DATA PROVIDED:

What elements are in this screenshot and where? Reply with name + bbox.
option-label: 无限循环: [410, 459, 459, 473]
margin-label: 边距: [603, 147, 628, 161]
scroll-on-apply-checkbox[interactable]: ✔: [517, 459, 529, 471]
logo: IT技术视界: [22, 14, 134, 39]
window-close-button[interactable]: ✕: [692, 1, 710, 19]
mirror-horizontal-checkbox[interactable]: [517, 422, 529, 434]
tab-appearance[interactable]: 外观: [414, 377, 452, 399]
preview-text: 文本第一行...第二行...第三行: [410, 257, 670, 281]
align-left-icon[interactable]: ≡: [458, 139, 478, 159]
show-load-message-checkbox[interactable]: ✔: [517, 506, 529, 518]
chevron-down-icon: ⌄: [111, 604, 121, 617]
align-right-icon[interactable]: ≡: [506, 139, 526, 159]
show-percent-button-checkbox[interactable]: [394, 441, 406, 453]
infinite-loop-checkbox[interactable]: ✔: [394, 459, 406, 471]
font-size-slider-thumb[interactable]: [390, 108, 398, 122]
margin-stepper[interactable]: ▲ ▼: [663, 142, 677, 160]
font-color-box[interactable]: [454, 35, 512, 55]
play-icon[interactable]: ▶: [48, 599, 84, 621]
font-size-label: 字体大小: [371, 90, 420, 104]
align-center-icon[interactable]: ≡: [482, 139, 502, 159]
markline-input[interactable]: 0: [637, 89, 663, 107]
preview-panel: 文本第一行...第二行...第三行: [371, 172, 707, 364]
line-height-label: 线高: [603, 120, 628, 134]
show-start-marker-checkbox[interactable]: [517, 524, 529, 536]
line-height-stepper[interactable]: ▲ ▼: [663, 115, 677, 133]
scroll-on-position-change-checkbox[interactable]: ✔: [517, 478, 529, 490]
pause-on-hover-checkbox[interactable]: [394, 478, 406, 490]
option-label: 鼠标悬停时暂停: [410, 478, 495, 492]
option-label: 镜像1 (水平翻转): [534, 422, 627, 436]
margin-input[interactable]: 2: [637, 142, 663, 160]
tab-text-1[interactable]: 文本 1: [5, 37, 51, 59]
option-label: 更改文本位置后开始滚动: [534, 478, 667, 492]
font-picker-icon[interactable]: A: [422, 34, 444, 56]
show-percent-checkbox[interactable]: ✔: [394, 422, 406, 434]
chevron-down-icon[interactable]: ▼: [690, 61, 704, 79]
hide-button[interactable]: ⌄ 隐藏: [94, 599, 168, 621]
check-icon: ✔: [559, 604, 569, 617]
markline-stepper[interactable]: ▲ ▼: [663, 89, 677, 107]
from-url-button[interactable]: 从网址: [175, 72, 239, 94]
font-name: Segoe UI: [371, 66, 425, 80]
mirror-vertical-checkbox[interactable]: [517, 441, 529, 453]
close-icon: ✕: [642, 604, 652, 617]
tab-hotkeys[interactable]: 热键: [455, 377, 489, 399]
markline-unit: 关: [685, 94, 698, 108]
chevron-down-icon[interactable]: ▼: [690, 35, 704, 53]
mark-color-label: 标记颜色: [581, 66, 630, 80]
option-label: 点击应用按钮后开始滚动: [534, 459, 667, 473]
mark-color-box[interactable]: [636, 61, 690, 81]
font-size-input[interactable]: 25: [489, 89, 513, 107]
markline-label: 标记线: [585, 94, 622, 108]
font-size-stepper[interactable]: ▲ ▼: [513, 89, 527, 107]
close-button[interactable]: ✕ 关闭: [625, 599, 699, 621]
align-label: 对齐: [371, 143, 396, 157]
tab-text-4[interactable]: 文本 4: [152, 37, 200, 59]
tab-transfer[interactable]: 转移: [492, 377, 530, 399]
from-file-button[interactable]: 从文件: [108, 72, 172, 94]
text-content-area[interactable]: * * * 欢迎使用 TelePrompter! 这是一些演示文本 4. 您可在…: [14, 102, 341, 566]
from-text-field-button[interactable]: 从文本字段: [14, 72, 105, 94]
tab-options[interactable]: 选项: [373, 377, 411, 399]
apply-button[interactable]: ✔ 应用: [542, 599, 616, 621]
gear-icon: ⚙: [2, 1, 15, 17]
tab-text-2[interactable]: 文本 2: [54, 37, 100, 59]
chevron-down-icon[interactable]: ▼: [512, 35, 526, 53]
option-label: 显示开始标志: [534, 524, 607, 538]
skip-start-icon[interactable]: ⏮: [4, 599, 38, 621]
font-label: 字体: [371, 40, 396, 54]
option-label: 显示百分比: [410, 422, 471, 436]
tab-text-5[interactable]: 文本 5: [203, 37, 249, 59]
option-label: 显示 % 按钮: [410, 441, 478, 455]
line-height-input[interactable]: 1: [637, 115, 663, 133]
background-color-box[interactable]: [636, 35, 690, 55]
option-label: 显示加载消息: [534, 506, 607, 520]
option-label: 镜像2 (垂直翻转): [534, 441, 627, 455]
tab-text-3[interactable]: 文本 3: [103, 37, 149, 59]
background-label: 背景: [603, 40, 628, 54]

TASK DIRECTIONS:
Pick out every line of the data above that contains the string "scroll" and copy each of those lines in full.

ANSWER:
scroll-on-apply-checkbox[interactable]: ✔: [517, 459, 529, 471]
scroll-on-position-change-checkbox[interactable]: ✔: [517, 478, 529, 490]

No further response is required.